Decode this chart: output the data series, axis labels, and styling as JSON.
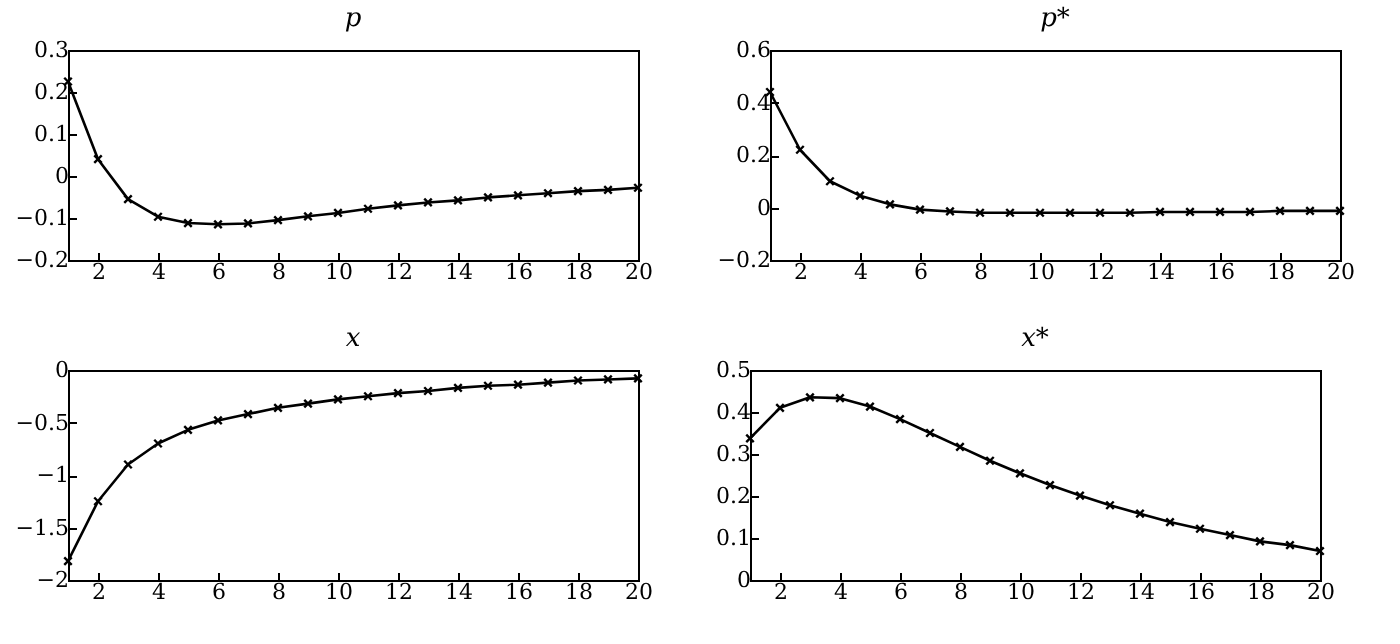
{
  "chart_data": [
    {
      "type": "line",
      "title": "p",
      "x": [
        1,
        2,
        3,
        4,
        5,
        6,
        7,
        8,
        9,
        10,
        11,
        12,
        13,
        14,
        15,
        16,
        17,
        18,
        19,
        20
      ],
      "marker": "cross",
      "color": "#000000",
      "xlim": [
        1,
        20
      ],
      "xticks": [
        2,
        4,
        6,
        8,
        10,
        12,
        14,
        16,
        18,
        20
      ],
      "ylim": [
        -0.2,
        0.3
      ],
      "yticks": [
        -0.2,
        -0.1,
        0,
        0.1,
        0.2,
        0.3
      ],
      "values": [
        0.225,
        0.04,
        -0.055,
        -0.097,
        -0.112,
        -0.115,
        -0.113,
        -0.105,
        -0.096,
        -0.088,
        -0.078,
        -0.07,
        -0.063,
        -0.058,
        -0.051,
        -0.046,
        -0.041,
        -0.036,
        -0.033,
        -0.028
      ]
    },
    {
      "type": "line",
      "title": "p*",
      "x": [
        1,
        2,
        3,
        4,
        5,
        6,
        7,
        8,
        9,
        10,
        11,
        12,
        13,
        14,
        15,
        16,
        17,
        18,
        19,
        20
      ],
      "marker": "cross",
      "color": "#000000",
      "xlim": [
        1,
        20
      ],
      "xticks": [
        2,
        4,
        6,
        8,
        10,
        12,
        14,
        16,
        18,
        20
      ],
      "ylim": [
        -0.2,
        0.6
      ],
      "yticks": [
        -0.2,
        0,
        0.2,
        0.4,
        0.6
      ],
      "values": [
        0.44,
        0.22,
        0.1,
        0.045,
        0.012,
        -0.008,
        -0.015,
        -0.02,
        -0.02,
        -0.02,
        -0.02,
        -0.02,
        -0.02,
        -0.017,
        -0.017,
        -0.017,
        -0.017,
        -0.013,
        -0.013,
        -0.013
      ]
    },
    {
      "type": "line",
      "title": "x",
      "x": [
        1,
        2,
        3,
        4,
        5,
        6,
        7,
        8,
        9,
        10,
        11,
        12,
        13,
        14,
        15,
        16,
        17,
        18,
        19,
        20
      ],
      "marker": "cross",
      "color": "#000000",
      "xlim": [
        1,
        20
      ],
      "xticks": [
        2,
        4,
        6,
        8,
        10,
        12,
        14,
        16,
        18,
        20
      ],
      "ylim": [
        -2,
        0
      ],
      "yticks": [
        -2,
        -1.5,
        -1,
        -0.5,
        0
      ],
      "values": [
        -1.82,
        -1.25,
        -0.9,
        -0.7,
        -0.57,
        -0.48,
        -0.42,
        -0.36,
        -0.32,
        -0.28,
        -0.25,
        -0.22,
        -0.2,
        -0.17,
        -0.15,
        -0.14,
        -0.12,
        -0.1,
        -0.09,
        -0.08
      ]
    },
    {
      "type": "line",
      "title": "x*",
      "x": [
        1,
        2,
        3,
        4,
        5,
        6,
        7,
        8,
        9,
        10,
        11,
        12,
        13,
        14,
        15,
        16,
        17,
        18,
        19,
        20
      ],
      "marker": "cross",
      "color": "#000000",
      "xlim": [
        1,
        20
      ],
      "xticks": [
        2,
        4,
        6,
        8,
        10,
        12,
        14,
        16,
        18,
        20
      ],
      "ylim": [
        0,
        0.5
      ],
      "yticks": [
        0,
        0.1,
        0.2,
        0.3,
        0.4,
        0.5
      ],
      "values": [
        0.337,
        0.41,
        0.435,
        0.433,
        0.413,
        0.383,
        0.35,
        0.317,
        0.284,
        0.254,
        0.226,
        0.201,
        0.178,
        0.158,
        0.138,
        0.122,
        0.107,
        0.092,
        0.083,
        0.069
      ]
    }
  ]
}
#####
■ **Problem statement**
Print all of the entries word for word. Omit the pictures they contain.

■ **Task output**
Decode this chart: output the data series, axis labels, and styling as JSON.
{
  "chart_data": [
    {
      "type": "line",
      "title": "p",
      "x": [
        1,
        2,
        3,
        4,
        5,
        6,
        7,
        8,
        9,
        10,
        11,
        12,
        13,
        14,
        15,
        16,
        17,
        18,
        19,
        20
      ],
      "marker": "cross",
      "color": "#000000",
      "xlim": [
        1,
        20
      ],
      "xticks": [
        2,
        4,
        6,
        8,
        10,
        12,
        14,
        16,
        18,
        20
      ],
      "ylim": [
        -0.2,
        0.3
      ],
      "yticks": [
        -0.2,
        -0.1,
        0,
        0.1,
        0.2,
        0.3
      ],
      "values": [
        0.225,
        0.04,
        -0.055,
        -0.097,
        -0.112,
        -0.115,
        -0.113,
        -0.105,
        -0.096,
        -0.088,
        -0.078,
        -0.07,
        -0.063,
        -0.058,
        -0.051,
        -0.046,
        -0.041,
        -0.036,
        -0.033,
        -0.028
      ]
    },
    {
      "type": "line",
      "title": "p*",
      "x": [
        1,
        2,
        3,
        4,
        5,
        6,
        7,
        8,
        9,
        10,
        11,
        12,
        13,
        14,
        15,
        16,
        17,
        18,
        19,
        20
      ],
      "marker": "cross",
      "color": "#000000",
      "xlim": [
        1,
        20
      ],
      "xticks": [
        2,
        4,
        6,
        8,
        10,
        12,
        14,
        16,
        18,
        20
      ],
      "ylim": [
        -0.2,
        0.6
      ],
      "yticks": [
        -0.2,
        0,
        0.2,
        0.4,
        0.6
      ],
      "values": [
        0.44,
        0.22,
        0.1,
        0.045,
        0.012,
        -0.008,
        -0.015,
        -0.02,
        -0.02,
        -0.02,
        -0.02,
        -0.02,
        -0.02,
        -0.017,
        -0.017,
        -0.017,
        -0.017,
        -0.013,
        -0.013,
        -0.013
      ]
    },
    {
      "type": "line",
      "title": "x",
      "x": [
        1,
        2,
        3,
        4,
        5,
        6,
        7,
        8,
        9,
        10,
        11,
        12,
        13,
        14,
        15,
        16,
        17,
        18,
        19,
        20
      ],
      "marker": "cross",
      "color": "#000000",
      "xlim": [
        1,
        20
      ],
      "xticks": [
        2,
        4,
        6,
        8,
        10,
        12,
        14,
        16,
        18,
        20
      ],
      "ylim": [
        -2,
        0
      ],
      "yticks": [
        -2,
        -1.5,
        -1,
        -0.5,
        0
      ],
      "values": [
        -1.82,
        -1.25,
        -0.9,
        -0.7,
        -0.57,
        -0.48,
        -0.42,
        -0.36,
        -0.32,
        -0.28,
        -0.25,
        -0.22,
        -0.2,
        -0.17,
        -0.15,
        -0.14,
        -0.12,
        -0.1,
        -0.09,
        -0.08
      ]
    },
    {
      "type": "line",
      "title": "x*",
      "x": [
        1,
        2,
        3,
        4,
        5,
        6,
        7,
        8,
        9,
        10,
        11,
        12,
        13,
        14,
        15,
        16,
        17,
        18,
        19,
        20
      ],
      "marker": "cross",
      "color": "#000000",
      "xlim": [
        1,
        20
      ],
      "xticks": [
        2,
        4,
        6,
        8,
        10,
        12,
        14,
        16,
        18,
        20
      ],
      "ylim": [
        0,
        0.5
      ],
      "yticks": [
        0,
        0.1,
        0.2,
        0.3,
        0.4,
        0.5
      ],
      "values": [
        0.337,
        0.41,
        0.435,
        0.433,
        0.413,
        0.383,
        0.35,
        0.317,
        0.284,
        0.254,
        0.226,
        0.201,
        0.178,
        0.158,
        0.138,
        0.122,
        0.107,
        0.092,
        0.083,
        0.069
      ]
    }
  ]
}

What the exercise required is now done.